→ **Brief**: Copy all entries without alteration and skip the pictures they hold.

→ **Dataset rows**:
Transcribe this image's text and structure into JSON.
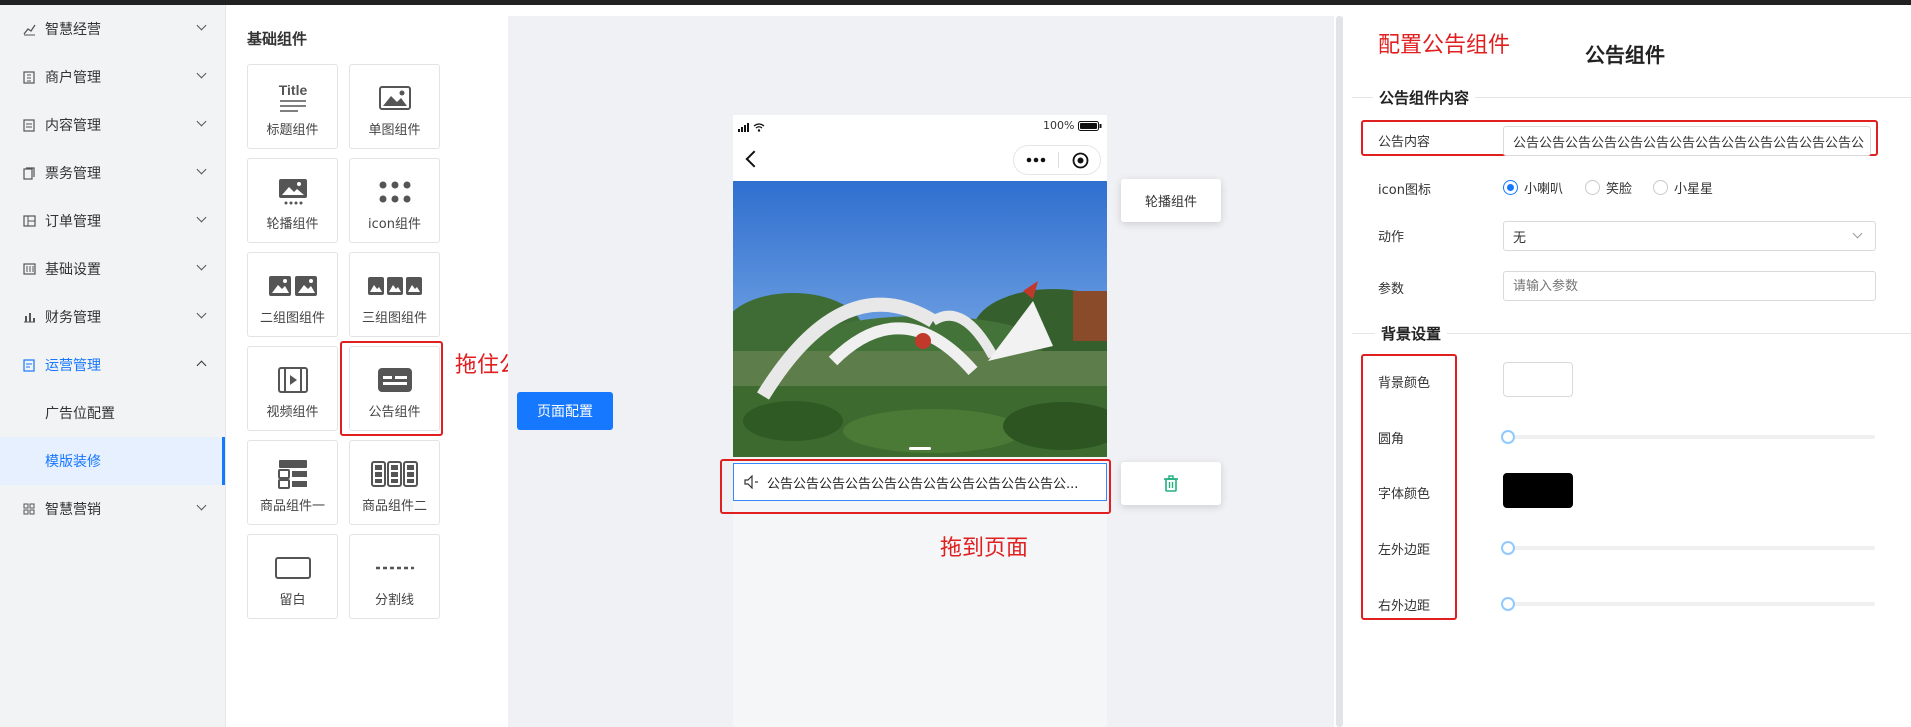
{
  "sidebar": {
    "items": [
      {
        "label": "智慧经营",
        "icon": "chart-line-icon"
      },
      {
        "label": "商户管理",
        "icon": "building-icon"
      },
      {
        "label": "内容管理",
        "icon": "document-icon"
      },
      {
        "label": "票务管理",
        "icon": "ticket-icon"
      },
      {
        "label": "订单管理",
        "icon": "order-icon"
      },
      {
        "label": "基础设置",
        "icon": "settings-grid-icon"
      },
      {
        "label": "财务管理",
        "icon": "bar-chart-icon"
      },
      {
        "label": "运营管理",
        "icon": "operation-icon"
      },
      {
        "label": "智慧营销",
        "icon": "marketing-grid-icon"
      }
    ],
    "sub_items": [
      "广告位配置",
      "模版装修"
    ]
  },
  "palette": {
    "title": "基础组件",
    "tiles": [
      {
        "label": "标题组件",
        "icon_text": "Title"
      },
      {
        "label": "单图组件"
      },
      {
        "label": "轮播组件"
      },
      {
        "label": "icon组件"
      },
      {
        "label": "二组图组件"
      },
      {
        "label": "三组图组件"
      },
      {
        "label": "视频组件"
      },
      {
        "label": "公告组件"
      },
      {
        "label": "商品组件一"
      },
      {
        "label": "商品组件二"
      },
      {
        "label": "留白"
      },
      {
        "label": "分割线"
      }
    ]
  },
  "annotations": {
    "drag_hold": "拖住公告组件",
    "drag_to_page": "拖到页面",
    "configure": "配置公告组件"
  },
  "canvas": {
    "page_config_button": "页面配置",
    "status_battery": "100%",
    "carousel_card_label": "轮播组件",
    "notice_text": "公告公告公告公告公告公告公告公告公告公告公告公..."
  },
  "right_panel": {
    "title": "公告组件",
    "section_content": "公告组件内容",
    "notice_label": "公告内容",
    "notice_value": "公告公告公告公告公告公告公告公告公告公告公告公告公告公",
    "icon_label": "icon图标",
    "icon_options": [
      "小喇叭",
      "笑脸",
      "小星星"
    ],
    "action_label": "动作",
    "action_value": "无",
    "param_label": "参数",
    "param_placeholder": "请输入参数",
    "section_bg": "背景设置",
    "bg_color_label": "背景颜色",
    "radius_label": "圆角",
    "font_color_label": "字体颜色",
    "left_margin_label": "左外边距",
    "right_margin_label": "右外边距",
    "bg_color": "#ffffff",
    "font_color": "#000000",
    "radius_value": 0,
    "left_margin_value": 0,
    "right_margin_value": 0
  },
  "colors": {
    "accent": "#1677ff",
    "annotation_red": "#e02020"
  }
}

→ **The answer**:
Transcribe this image's text and structure into JSON.
{
  "sidebar": {
    "items": [
      {
        "label": "智慧经营",
        "icon": "chart-line-icon"
      },
      {
        "label": "商户管理",
        "icon": "building-icon"
      },
      {
        "label": "内容管理",
        "icon": "document-icon"
      },
      {
        "label": "票务管理",
        "icon": "ticket-icon"
      },
      {
        "label": "订单管理",
        "icon": "order-icon"
      },
      {
        "label": "基础设置",
        "icon": "settings-grid-icon"
      },
      {
        "label": "财务管理",
        "icon": "bar-chart-icon"
      },
      {
        "label": "运营管理",
        "icon": "operation-icon"
      },
      {
        "label": "智慧营销",
        "icon": "marketing-grid-icon"
      }
    ],
    "sub_items": [
      "广告位配置",
      "模版装修"
    ]
  },
  "palette": {
    "title": "基础组件",
    "tiles": [
      {
        "label": "标题组件",
        "icon_text": "Title"
      },
      {
        "label": "单图组件"
      },
      {
        "label": "轮播组件"
      },
      {
        "label": "icon组件"
      },
      {
        "label": "二组图组件"
      },
      {
        "label": "三组图组件"
      },
      {
        "label": "视频组件"
      },
      {
        "label": "公告组件"
      },
      {
        "label": "商品组件一"
      },
      {
        "label": "商品组件二"
      },
      {
        "label": "留白"
      },
      {
        "label": "分割线"
      }
    ]
  },
  "annotations": {
    "drag_hold": "拖住公告组件",
    "drag_to_page": "拖到页面",
    "configure": "配置公告组件"
  },
  "canvas": {
    "page_config_button": "页面配置",
    "status_battery": "100%",
    "carousel_card_label": "轮播组件",
    "notice_text": "公告公告公告公告公告公告公告公告公告公告公告公..."
  },
  "right_panel": {
    "title": "公告组件",
    "section_content": "公告组件内容",
    "notice_label": "公告内容",
    "notice_value": "公告公告公告公告公告公告公告公告公告公告公告公告公告公",
    "icon_label": "icon图标",
    "icon_options": [
      "小喇叭",
      "笑脸",
      "小星星"
    ],
    "action_label": "动作",
    "action_value": "无",
    "param_label": "参数",
    "param_placeholder": "请输入参数",
    "section_bg": "背景设置",
    "bg_color_label": "背景颜色",
    "radius_label": "圆角",
    "font_color_label": "字体颜色",
    "left_margin_label": "左外边距",
    "right_margin_label": "右外边距",
    "bg_color": "#ffffff",
    "font_color": "#000000",
    "radius_value": 0,
    "left_margin_value": 0,
    "right_margin_value": 0
  },
  "colors": {
    "accent": "#1677ff",
    "annotation_red": "#e02020"
  }
}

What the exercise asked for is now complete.